» **WRITTEN PROBLEM**
Below is a block of records; repeat each one exactly.

» **Figure record listings**

________________

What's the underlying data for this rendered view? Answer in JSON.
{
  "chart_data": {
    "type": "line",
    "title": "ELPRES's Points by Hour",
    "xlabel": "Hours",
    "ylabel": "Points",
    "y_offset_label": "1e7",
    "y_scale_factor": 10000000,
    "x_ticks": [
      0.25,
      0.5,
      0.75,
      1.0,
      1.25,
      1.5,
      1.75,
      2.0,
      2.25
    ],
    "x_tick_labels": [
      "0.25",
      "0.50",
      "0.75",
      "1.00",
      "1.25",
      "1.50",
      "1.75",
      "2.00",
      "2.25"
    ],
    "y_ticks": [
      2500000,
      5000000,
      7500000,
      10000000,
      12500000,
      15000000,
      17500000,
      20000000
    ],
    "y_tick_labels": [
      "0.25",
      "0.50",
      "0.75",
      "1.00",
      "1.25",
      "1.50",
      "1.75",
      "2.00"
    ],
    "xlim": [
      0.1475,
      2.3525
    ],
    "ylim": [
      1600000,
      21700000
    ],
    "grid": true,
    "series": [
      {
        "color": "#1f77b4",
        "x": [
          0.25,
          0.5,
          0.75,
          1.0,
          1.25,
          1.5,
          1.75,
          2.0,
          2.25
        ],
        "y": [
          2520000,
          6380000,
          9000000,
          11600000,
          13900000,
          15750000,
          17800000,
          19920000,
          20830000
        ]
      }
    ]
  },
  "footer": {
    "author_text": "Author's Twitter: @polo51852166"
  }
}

________________

» **PROBLEM SOLUTION**
What's the underlying data for this rendered view? Answer in JSON.
{
  "chart_data": {
    "type": "line",
    "title": "ELPRES's Points by Hour",
    "xlabel": "Hours",
    "ylabel": "Points",
    "y_offset_label": "1e7",
    "y_scale_factor": 10000000,
    "x_ticks": [
      0.25,
      0.5,
      0.75,
      1.0,
      1.25,
      1.5,
      1.75,
      2.0,
      2.25
    ],
    "x_tick_labels": [
      "0.25",
      "0.50",
      "0.75",
      "1.00",
      "1.25",
      "1.50",
      "1.75",
      "2.00",
      "2.25"
    ],
    "y_ticks": [
      2500000,
      5000000,
      7500000,
      10000000,
      12500000,
      15000000,
      17500000,
      20000000
    ],
    "y_tick_labels": [
      "0.25",
      "0.50",
      "0.75",
      "1.00",
      "1.25",
      "1.50",
      "1.75",
      "2.00"
    ],
    "xlim": [
      0.1475,
      2.3525
    ],
    "ylim": [
      1600000,
      21700000
    ],
    "grid": true,
    "series": [
      {
        "color": "#1f77b4",
        "x": [
          0.25,
          0.5,
          0.75,
          1.0,
          1.25,
          1.5,
          1.75,
          2.0,
          2.25
        ],
        "y": [
          2520000,
          6380000,
          9000000,
          11600000,
          13900000,
          15750000,
          17800000,
          19920000,
          20830000
        ]
      }
    ]
  },
  "footer": {
    "author_text": "Author's Twitter: @polo51852166"
  }
}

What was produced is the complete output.